##### DATA RECORDS #####

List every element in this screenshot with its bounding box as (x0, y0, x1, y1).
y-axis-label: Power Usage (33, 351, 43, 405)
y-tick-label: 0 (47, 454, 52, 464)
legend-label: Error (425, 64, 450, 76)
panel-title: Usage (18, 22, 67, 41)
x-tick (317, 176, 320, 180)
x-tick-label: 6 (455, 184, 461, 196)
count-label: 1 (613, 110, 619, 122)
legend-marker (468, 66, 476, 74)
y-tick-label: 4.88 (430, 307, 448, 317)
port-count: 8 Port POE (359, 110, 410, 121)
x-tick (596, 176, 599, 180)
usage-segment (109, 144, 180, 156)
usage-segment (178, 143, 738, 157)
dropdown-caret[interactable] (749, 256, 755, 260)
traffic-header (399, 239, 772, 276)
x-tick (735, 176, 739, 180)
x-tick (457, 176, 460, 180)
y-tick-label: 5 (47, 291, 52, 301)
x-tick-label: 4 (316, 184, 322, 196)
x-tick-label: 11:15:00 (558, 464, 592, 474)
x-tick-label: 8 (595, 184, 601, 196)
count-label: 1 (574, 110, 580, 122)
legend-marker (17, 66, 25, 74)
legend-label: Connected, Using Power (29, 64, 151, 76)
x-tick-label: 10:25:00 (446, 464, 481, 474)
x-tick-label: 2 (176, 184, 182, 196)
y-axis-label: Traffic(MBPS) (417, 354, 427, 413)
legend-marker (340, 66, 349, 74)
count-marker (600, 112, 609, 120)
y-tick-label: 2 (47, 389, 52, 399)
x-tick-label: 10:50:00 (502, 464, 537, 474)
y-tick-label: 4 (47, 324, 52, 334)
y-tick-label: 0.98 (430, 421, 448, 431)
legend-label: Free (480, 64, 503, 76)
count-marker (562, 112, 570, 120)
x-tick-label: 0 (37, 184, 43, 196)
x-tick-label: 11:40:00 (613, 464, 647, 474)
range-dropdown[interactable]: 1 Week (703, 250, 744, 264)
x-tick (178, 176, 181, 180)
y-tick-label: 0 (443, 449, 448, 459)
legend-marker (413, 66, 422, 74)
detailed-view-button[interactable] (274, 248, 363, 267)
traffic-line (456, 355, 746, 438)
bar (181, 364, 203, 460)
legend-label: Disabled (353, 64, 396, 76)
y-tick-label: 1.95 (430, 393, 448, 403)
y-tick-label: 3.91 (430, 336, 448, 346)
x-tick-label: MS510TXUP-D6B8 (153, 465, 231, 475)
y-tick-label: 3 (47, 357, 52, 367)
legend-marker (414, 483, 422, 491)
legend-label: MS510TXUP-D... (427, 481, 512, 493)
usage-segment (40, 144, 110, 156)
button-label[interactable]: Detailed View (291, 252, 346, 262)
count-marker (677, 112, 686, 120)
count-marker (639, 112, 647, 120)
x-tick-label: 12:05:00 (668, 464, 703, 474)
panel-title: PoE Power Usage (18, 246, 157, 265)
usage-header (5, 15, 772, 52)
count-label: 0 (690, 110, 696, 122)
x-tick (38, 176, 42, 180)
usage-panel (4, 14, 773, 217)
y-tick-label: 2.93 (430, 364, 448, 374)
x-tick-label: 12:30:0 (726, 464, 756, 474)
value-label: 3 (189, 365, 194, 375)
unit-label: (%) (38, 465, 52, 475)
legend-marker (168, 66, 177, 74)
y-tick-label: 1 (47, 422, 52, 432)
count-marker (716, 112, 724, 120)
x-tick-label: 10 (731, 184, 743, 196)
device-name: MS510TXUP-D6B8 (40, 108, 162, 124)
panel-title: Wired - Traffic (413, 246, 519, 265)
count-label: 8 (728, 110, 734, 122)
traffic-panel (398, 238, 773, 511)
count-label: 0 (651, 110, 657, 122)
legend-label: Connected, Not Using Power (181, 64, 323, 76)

#####
##### DATA RECORDS #####

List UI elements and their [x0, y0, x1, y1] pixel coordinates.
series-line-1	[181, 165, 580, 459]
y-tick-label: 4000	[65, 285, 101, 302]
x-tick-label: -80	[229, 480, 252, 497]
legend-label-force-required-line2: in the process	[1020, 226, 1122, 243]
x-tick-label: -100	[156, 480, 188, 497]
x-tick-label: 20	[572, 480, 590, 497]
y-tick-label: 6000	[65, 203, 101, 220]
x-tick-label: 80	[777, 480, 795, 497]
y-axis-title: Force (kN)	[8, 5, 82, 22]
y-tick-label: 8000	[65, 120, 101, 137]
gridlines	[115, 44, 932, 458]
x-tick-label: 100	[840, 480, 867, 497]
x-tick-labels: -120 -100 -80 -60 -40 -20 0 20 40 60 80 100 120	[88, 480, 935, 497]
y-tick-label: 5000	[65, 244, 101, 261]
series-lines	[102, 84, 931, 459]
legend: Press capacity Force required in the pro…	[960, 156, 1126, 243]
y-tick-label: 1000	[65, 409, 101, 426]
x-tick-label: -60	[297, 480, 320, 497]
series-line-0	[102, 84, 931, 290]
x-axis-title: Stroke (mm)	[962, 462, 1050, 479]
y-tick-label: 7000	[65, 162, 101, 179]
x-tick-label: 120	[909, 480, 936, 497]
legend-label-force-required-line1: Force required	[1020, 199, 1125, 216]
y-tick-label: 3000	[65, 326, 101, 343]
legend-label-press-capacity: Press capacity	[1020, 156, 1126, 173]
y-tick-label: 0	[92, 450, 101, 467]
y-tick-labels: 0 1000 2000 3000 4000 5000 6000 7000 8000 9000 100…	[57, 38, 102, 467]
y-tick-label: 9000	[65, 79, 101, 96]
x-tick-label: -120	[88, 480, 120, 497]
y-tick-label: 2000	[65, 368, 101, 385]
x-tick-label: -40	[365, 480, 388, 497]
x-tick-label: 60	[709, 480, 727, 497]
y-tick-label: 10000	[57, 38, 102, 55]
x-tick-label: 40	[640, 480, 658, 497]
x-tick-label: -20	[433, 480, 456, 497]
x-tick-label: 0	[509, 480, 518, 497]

#####

**DIRECTIONS:** Lay out the part of the items that opens with the line containing "List every element" and closes with the line containing "port-count: 8 Port POE (359, 110, 410, 121)" as a JSON list of strings, one string for each line and none for blank lines.

**OUTPUT OF THE EXERCISE:**
[
  "List every element in this screenshot with its bounding box as (x0, y0, x1, y1).",
  "y-axis-label: Power Usage (33, 351, 43, 405)",
  "y-tick-label: 0 (47, 454, 52, 464)",
  "legend-label: Error (425, 64, 450, 76)",
  "panel-title: Usage (18, 22, 67, 41)",
  "x-tick (317, 176, 320, 180)",
  "x-tick-label: 6 (455, 184, 461, 196)",
  "count-label: 1 (613, 110, 619, 122)",
  "legend-marker (468, 66, 476, 74)",
  "y-tick-label: 4.88 (430, 307, 448, 317)",
  "port-count: 8 Port POE (359, 110, 410, 121)"
]